THE RECORDS -
□ □ □
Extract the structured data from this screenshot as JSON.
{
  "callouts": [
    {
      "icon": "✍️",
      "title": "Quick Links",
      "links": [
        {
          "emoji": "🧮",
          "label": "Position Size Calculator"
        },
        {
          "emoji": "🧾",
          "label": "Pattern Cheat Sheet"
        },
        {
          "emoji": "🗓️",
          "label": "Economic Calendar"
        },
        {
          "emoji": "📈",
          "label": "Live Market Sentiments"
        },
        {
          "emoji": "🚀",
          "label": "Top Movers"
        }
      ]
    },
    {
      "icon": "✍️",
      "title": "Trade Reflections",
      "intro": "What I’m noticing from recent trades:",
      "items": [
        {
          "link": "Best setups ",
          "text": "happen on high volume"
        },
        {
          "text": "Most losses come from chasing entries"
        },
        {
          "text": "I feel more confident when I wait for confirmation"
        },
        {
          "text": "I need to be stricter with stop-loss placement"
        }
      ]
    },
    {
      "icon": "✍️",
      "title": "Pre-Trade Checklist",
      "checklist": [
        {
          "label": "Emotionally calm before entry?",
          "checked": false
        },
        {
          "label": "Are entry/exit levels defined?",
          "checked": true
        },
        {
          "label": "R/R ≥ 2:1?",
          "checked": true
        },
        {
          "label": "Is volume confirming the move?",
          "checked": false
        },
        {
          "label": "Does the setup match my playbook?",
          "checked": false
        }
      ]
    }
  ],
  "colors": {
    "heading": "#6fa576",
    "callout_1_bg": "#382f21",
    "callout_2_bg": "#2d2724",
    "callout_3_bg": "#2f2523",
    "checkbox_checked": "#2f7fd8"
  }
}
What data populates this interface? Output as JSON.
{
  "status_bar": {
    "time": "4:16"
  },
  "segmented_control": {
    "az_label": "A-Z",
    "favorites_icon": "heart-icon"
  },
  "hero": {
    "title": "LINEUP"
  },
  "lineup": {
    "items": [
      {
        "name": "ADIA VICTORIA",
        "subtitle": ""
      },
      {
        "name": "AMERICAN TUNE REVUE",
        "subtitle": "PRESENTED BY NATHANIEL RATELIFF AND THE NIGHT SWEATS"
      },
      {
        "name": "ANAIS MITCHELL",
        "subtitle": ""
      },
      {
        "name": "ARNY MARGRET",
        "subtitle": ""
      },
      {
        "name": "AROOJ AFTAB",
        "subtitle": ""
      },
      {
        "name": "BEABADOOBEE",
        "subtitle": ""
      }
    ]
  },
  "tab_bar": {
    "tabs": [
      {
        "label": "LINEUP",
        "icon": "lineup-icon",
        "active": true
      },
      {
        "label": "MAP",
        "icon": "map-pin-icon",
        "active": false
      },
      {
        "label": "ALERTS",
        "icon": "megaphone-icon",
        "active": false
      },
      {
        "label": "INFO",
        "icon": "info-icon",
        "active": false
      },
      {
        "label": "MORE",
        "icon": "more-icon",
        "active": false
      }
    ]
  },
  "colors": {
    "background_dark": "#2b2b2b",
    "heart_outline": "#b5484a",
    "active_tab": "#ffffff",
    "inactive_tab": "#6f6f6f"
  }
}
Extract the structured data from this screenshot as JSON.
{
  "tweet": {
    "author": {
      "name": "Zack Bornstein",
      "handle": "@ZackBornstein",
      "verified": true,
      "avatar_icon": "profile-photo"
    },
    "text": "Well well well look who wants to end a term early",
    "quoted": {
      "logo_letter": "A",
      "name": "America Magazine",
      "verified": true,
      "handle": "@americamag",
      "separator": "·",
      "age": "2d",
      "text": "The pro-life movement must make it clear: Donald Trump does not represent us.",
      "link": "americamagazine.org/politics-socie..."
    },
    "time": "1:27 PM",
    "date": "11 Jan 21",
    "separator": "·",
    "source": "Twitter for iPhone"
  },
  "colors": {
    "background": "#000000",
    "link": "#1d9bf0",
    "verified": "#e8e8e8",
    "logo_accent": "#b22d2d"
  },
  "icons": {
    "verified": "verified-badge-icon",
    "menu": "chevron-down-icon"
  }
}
□ □ □
TASK DETAILS -
Faithfully copy every entry, leaving nothing out.

THE SOLUTION -
Extract the structured data from this screenshot as JSON.
{
  "callouts": [
    {
      "icon": "✍️",
      "title": "Quick Links",
      "links": [
        {
          "emoji": "🧮",
          "label": "Position Size Calculator"
        },
        {
          "emoji": "🧾",
          "label": "Pattern Cheat Sheet"
        },
        {
          "emoji": "🗓️",
          "label": "Economic Calendar"
        },
        {
          "emoji": "📈",
          "label": "Live Market Sentiments"
        },
        {
          "emoji": "🚀",
          "label": "Top Movers"
        }
      ]
    },
    {
      "icon": "✍️",
      "title": "Trade Reflections",
      "intro": "What I’m noticing from recent trades:",
      "items": [
        {
          "link": "Best setups ",
          "text": "happen on high volume"
        },
        {
          "text": "Most losses come from chasing entries"
        },
        {
          "text": "I feel more confident when I wait for confirmation"
        },
        {
          "text": "I need to be stricter with stop-loss placement"
        }
      ]
    },
    {
      "icon": "✍️",
      "title": "Pre-Trade Checklist",
      "checklist": [
        {
          "label": "Emotionally calm before entry?",
          "checked": false
        },
        {
          "label": "Are entry/exit levels defined?",
          "checked": true
        },
        {
          "label": "R/R ≥ 2:1?",
          "checked": true
        },
        {
          "label": "Is volume confirming the move?",
          "checked": false
        },
        {
          "label": "Does the setup match my playbook?",
          "checked": false
        }
      ]
    }
  ],
  "colors": {
    "heading": "#6fa576",
    "callout_1_bg": "#382f21",
    "callout_2_bg": "#2d2724",
    "callout_3_bg": "#2f2523",
    "checkbox_checked": "#2f7fd8"
  }
}
What data populates this interface? Output as JSON.
{
  "status_bar": {
    "time": "4:16"
  },
  "segmented_control": {
    "az_label": "A-Z",
    "favorites_icon": "heart-icon"
  },
  "hero": {
    "title": "LINEUP"
  },
  "lineup": {
    "items": [
      {
        "name": "ADIA VICTORIA",
        "subtitle": ""
      },
      {
        "name": "AMERICAN TUNE REVUE",
        "subtitle": "PRESENTED BY NATHANIEL RATELIFF AND THE NIGHT SWEATS"
      },
      {
        "name": "ANAIS MITCHELL",
        "subtitle": ""
      },
      {
        "name": "ARNY MARGRET",
        "subtitle": ""
      },
      {
        "name": "AROOJ AFTAB",
        "subtitle": ""
      },
      {
        "name": "BEABADOOBEE",
        "subtitle": ""
      }
    ]
  },
  "tab_bar": {
    "tabs": [
      {
        "label": "LINEUP",
        "icon": "lineup-icon",
        "active": true
      },
      {
        "label": "MAP",
        "icon": "map-pin-icon",
        "active": false
      },
      {
        "label": "ALERTS",
        "icon": "megaphone-icon",
        "active": false
      },
      {
        "label": "INFO",
        "icon": "info-icon",
        "active": false
      },
      {
        "label": "MORE",
        "icon": "more-icon",
        "active": false
      }
    ]
  },
  "colors": {
    "background_dark": "#2b2b2b",
    "heart_outline": "#b5484a",
    "active_tab": "#ffffff",
    "inactive_tab": "#6f6f6f"
  }
}
Extract the structured data from this screenshot as JSON.
{
  "tweet": {
    "author": {
      "name": "Zack Bornstein",
      "handle": "@ZackBornstein",
      "verified": true,
      "avatar_icon": "profile-photo"
    },
    "text": "Well well well look who wants to end a term early",
    "quoted": {
      "logo_letter": "A",
      "name": "America Magazine",
      "verified": true,
      "handle": "@americamag",
      "separator": "·",
      "age": "2d",
      "text": "The pro-life movement must make it clear: Donald Trump does not represent us.",
      "link": "americamagazine.org/politics-socie..."
    },
    "time": "1:27 PM",
    "date": "11 Jan 21",
    "separator": "·",
    "source": "Twitter for iPhone"
  },
  "colors": {
    "background": "#000000",
    "link": "#1d9bf0",
    "verified": "#e8e8e8",
    "logo_accent": "#b22d2d"
  },
  "icons": {
    "verified": "verified-badge-icon",
    "menu": "chevron-down-icon"
  }
}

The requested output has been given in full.